WHAT THE TASK ASKS — Reproduce all the entries precisely.

DATASET ROWS —
>> START
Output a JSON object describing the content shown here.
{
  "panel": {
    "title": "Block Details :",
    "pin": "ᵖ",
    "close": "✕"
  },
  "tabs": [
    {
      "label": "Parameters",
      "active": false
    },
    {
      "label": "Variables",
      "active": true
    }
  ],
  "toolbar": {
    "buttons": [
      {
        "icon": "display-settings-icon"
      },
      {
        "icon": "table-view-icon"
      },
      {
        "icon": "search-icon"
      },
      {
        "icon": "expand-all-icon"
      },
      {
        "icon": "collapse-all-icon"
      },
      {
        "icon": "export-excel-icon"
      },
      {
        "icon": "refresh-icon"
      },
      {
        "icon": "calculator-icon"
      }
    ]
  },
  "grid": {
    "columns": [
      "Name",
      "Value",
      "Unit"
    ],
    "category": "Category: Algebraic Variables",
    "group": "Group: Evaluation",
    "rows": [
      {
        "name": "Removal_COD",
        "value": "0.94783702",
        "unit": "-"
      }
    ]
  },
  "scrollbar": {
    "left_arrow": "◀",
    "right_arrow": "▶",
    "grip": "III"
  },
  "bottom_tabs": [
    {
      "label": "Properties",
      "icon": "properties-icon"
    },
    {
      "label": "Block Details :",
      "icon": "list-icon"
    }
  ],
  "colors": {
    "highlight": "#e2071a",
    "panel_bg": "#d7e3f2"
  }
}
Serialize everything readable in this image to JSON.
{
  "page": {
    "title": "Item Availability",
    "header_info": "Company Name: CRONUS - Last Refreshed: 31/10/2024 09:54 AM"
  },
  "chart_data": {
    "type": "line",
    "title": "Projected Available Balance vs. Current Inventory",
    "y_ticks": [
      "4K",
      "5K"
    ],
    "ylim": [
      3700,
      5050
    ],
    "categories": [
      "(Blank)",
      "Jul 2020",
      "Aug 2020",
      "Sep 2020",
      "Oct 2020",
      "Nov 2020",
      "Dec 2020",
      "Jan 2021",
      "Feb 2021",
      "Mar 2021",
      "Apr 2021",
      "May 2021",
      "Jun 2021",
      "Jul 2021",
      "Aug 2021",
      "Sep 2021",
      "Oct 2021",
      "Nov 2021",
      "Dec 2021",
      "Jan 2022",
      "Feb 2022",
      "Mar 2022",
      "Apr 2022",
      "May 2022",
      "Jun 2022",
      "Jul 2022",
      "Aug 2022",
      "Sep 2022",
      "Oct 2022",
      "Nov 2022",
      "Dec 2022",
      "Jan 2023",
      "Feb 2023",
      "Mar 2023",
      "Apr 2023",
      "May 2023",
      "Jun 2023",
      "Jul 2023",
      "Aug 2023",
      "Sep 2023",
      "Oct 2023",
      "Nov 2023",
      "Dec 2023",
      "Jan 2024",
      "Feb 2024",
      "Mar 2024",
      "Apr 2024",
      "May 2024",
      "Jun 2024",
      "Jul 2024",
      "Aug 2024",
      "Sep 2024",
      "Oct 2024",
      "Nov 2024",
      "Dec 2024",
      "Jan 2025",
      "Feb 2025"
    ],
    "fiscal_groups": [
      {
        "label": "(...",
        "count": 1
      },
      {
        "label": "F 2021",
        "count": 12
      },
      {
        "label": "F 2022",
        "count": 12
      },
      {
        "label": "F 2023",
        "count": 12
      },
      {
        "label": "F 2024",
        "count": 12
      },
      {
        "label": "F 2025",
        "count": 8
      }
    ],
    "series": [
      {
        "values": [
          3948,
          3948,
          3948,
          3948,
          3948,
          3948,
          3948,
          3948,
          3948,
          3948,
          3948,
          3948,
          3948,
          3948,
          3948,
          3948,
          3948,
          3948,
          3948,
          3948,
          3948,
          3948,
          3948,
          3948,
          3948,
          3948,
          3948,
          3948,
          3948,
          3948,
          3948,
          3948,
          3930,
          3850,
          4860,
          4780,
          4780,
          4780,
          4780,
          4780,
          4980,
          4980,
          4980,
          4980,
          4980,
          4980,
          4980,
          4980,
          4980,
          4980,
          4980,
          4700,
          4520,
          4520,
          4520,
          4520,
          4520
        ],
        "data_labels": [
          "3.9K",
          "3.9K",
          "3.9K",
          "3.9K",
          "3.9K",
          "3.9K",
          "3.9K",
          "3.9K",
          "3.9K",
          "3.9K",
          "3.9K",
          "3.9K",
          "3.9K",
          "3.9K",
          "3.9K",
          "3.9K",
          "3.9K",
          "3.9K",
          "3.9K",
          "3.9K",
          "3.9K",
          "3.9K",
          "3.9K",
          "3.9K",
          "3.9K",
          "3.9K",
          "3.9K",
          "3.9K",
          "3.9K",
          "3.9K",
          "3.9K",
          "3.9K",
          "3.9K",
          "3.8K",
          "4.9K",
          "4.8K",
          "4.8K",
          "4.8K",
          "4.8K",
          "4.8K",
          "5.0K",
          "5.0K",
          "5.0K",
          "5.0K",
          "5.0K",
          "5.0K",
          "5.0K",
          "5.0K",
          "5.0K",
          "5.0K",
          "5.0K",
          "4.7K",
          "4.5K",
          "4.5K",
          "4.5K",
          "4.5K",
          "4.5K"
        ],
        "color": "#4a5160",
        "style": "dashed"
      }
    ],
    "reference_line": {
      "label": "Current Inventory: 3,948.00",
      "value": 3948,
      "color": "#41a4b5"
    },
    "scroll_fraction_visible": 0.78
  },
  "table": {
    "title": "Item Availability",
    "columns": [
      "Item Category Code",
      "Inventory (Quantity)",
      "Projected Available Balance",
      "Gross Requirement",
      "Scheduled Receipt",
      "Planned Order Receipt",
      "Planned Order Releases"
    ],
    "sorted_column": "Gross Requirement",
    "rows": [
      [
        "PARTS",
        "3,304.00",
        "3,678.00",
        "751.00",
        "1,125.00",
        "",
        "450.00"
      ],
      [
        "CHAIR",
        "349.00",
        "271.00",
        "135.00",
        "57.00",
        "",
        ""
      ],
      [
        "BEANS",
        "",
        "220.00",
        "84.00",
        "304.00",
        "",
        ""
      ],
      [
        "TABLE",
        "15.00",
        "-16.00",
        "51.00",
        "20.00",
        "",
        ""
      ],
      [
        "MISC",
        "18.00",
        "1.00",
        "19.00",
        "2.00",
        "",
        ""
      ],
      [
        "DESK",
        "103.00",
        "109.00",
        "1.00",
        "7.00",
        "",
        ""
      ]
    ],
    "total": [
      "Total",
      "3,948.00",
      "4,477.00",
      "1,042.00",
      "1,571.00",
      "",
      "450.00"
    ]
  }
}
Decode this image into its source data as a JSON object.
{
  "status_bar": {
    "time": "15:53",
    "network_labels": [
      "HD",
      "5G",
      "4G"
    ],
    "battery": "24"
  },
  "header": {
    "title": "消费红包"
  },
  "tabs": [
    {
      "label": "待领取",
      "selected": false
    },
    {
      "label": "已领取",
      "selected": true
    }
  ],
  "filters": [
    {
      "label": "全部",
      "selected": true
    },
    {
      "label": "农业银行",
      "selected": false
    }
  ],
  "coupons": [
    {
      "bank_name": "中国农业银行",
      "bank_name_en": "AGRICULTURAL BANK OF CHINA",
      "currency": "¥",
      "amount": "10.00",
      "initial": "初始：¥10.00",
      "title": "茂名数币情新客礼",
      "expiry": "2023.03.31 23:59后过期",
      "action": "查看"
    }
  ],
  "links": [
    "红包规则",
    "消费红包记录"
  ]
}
>> END
ANSWER TO THIS PROBLEM —
Output a JSON object describing the content shown here.
{
  "panel": {
    "title": "Block Details :",
    "pin": "ᵖ",
    "close": "✕"
  },
  "tabs": [
    {
      "label": "Parameters",
      "active": false
    },
    {
      "label": "Variables",
      "active": true
    }
  ],
  "toolbar": {
    "buttons": [
      {
        "icon": "display-settings-icon"
      },
      {
        "icon": "table-view-icon"
      },
      {
        "icon": "search-icon"
      },
      {
        "icon": "expand-all-icon"
      },
      {
        "icon": "collapse-all-icon"
      },
      {
        "icon": "export-excel-icon"
      },
      {
        "icon": "refresh-icon"
      },
      {
        "icon": "calculator-icon"
      }
    ]
  },
  "grid": {
    "columns": [
      "Name",
      "Value",
      "Unit"
    ],
    "category": "Category: Algebraic Variables",
    "group": "Group: Evaluation",
    "rows": [
      {
        "name": "Removal_COD",
        "value": "0.94783702",
        "unit": "-"
      }
    ]
  },
  "scrollbar": {
    "left_arrow": "◀",
    "right_arrow": "▶",
    "grip": "III"
  },
  "bottom_tabs": [
    {
      "label": "Properties",
      "icon": "properties-icon"
    },
    {
      "label": "Block Details :",
      "icon": "list-icon"
    }
  ],
  "colors": {
    "highlight": "#e2071a",
    "panel_bg": "#d7e3f2"
  }
}
Serialize everything readable in this image to JSON.
{
  "page": {
    "title": "Item Availability",
    "header_info": "Company Name: CRONUS - Last Refreshed: 31/10/2024 09:54 AM"
  },
  "chart_data": {
    "type": "line",
    "title": "Projected Available Balance vs. Current Inventory",
    "y_ticks": [
      "4K",
      "5K"
    ],
    "ylim": [
      3700,
      5050
    ],
    "categories": [
      "(Blank)",
      "Jul 2020",
      "Aug 2020",
      "Sep 2020",
      "Oct 2020",
      "Nov 2020",
      "Dec 2020",
      "Jan 2021",
      "Feb 2021",
      "Mar 2021",
      "Apr 2021",
      "May 2021",
      "Jun 2021",
      "Jul 2021",
      "Aug 2021",
      "Sep 2021",
      "Oct 2021",
      "Nov 2021",
      "Dec 2021",
      "Jan 2022",
      "Feb 2022",
      "Mar 2022",
      "Apr 2022",
      "May 2022",
      "Jun 2022",
      "Jul 2022",
      "Aug 2022",
      "Sep 2022",
      "Oct 2022",
      "Nov 2022",
      "Dec 2022",
      "Jan 2023",
      "Feb 2023",
      "Mar 2023",
      "Apr 2023",
      "May 2023",
      "Jun 2023",
      "Jul 2023",
      "Aug 2023",
      "Sep 2023",
      "Oct 2023",
      "Nov 2023",
      "Dec 2023",
      "Jan 2024",
      "Feb 2024",
      "Mar 2024",
      "Apr 2024",
      "May 2024",
      "Jun 2024",
      "Jul 2024",
      "Aug 2024",
      "Sep 2024",
      "Oct 2024",
      "Nov 2024",
      "Dec 2024",
      "Jan 2025",
      "Feb 2025"
    ],
    "fiscal_groups": [
      {
        "label": "(...",
        "count": 1
      },
      {
        "label": "F 2021",
        "count": 12
      },
      {
        "label": "F 2022",
        "count": 12
      },
      {
        "label": "F 2023",
        "count": 12
      },
      {
        "label": "F 2024",
        "count": 12
      },
      {
        "label": "F 2025",
        "count": 8
      }
    ],
    "series": [
      {
        "values": [
          3948,
          3948,
          3948,
          3948,
          3948,
          3948,
          3948,
          3948,
          3948,
          3948,
          3948,
          3948,
          3948,
          3948,
          3948,
          3948,
          3948,
          3948,
          3948,
          3948,
          3948,
          3948,
          3948,
          3948,
          3948,
          3948,
          3948,
          3948,
          3948,
          3948,
          3948,
          3948,
          3930,
          3850,
          4860,
          4780,
          4780,
          4780,
          4780,
          4780,
          4980,
          4980,
          4980,
          4980,
          4980,
          4980,
          4980,
          4980,
          4980,
          4980,
          4980,
          4700,
          4520,
          4520,
          4520,
          4520,
          4520
        ],
        "data_labels": [
          "3.9K",
          "3.9K",
          "3.9K",
          "3.9K",
          "3.9K",
          "3.9K",
          "3.9K",
          "3.9K",
          "3.9K",
          "3.9K",
          "3.9K",
          "3.9K",
          "3.9K",
          "3.9K",
          "3.9K",
          "3.9K",
          "3.9K",
          "3.9K",
          "3.9K",
          "3.9K",
          "3.9K",
          "3.9K",
          "3.9K",
          "3.9K",
          "3.9K",
          "3.9K",
          "3.9K",
          "3.9K",
          "3.9K",
          "3.9K",
          "3.9K",
          "3.9K",
          "3.9K",
          "3.8K",
          "4.9K",
          "4.8K",
          "4.8K",
          "4.8K",
          "4.8K",
          "4.8K",
          "5.0K",
          "5.0K",
          "5.0K",
          "5.0K",
          "5.0K",
          "5.0K",
          "5.0K",
          "5.0K",
          "5.0K",
          "5.0K",
          "5.0K",
          "4.7K",
          "4.5K",
          "4.5K",
          "4.5K",
          "4.5K",
          "4.5K"
        ],
        "color": "#4a5160",
        "style": "dashed"
      }
    ],
    "reference_line": {
      "label": "Current Inventory: 3,948.00",
      "value": 3948,
      "color": "#41a4b5"
    },
    "scroll_fraction_visible": 0.78
  },
  "table": {
    "title": "Item Availability",
    "columns": [
      "Item Category Code",
      "Inventory (Quantity)",
      "Projected Available Balance",
      "Gross Requirement",
      "Scheduled Receipt",
      "Planned Order Receipt",
      "Planned Order Releases"
    ],
    "sorted_column": "Gross Requirement",
    "rows": [
      [
        "PARTS",
        "3,304.00",
        "3,678.00",
        "751.00",
        "1,125.00",
        "",
        "450.00"
      ],
      [
        "CHAIR",
        "349.00",
        "271.00",
        "135.00",
        "57.00",
        "",
        ""
      ],
      [
        "BEANS",
        "",
        "220.00",
        "84.00",
        "304.00",
        "",
        ""
      ],
      [
        "TABLE",
        "15.00",
        "-16.00",
        "51.00",
        "20.00",
        "",
        ""
      ],
      [
        "MISC",
        "18.00",
        "1.00",
        "19.00",
        "2.00",
        "",
        ""
      ],
      [
        "DESK",
        "103.00",
        "109.00",
        "1.00",
        "7.00",
        "",
        ""
      ]
    ],
    "total": [
      "Total",
      "3,948.00",
      "4,477.00",
      "1,042.00",
      "1,571.00",
      "",
      "450.00"
    ]
  }
}
Decode this image into its source data as a JSON object.
{
  "status_bar": {
    "time": "15:53",
    "network_labels": [
      "HD",
      "5G",
      "4G"
    ],
    "battery": "24"
  },
  "header": {
    "title": "消费红包"
  },
  "tabs": [
    {
      "label": "待领取",
      "selected": false
    },
    {
      "label": "已领取",
      "selected": true
    }
  ],
  "filters": [
    {
      "label": "全部",
      "selected": true
    },
    {
      "label": "农业银行",
      "selected": false
    }
  ],
  "coupons": [
    {
      "bank_name": "中国农业银行",
      "bank_name_en": "AGRICULTURAL BANK OF CHINA",
      "currency": "¥",
      "amount": "10.00",
      "initial": "初始：¥10.00",
      "title": "茂名数币情新客礼",
      "expiry": "2023.03.31 23:59后过期",
      "action": "查看"
    }
  ],
  "links": [
    "红包规则",
    "消费红包记录"
  ]
}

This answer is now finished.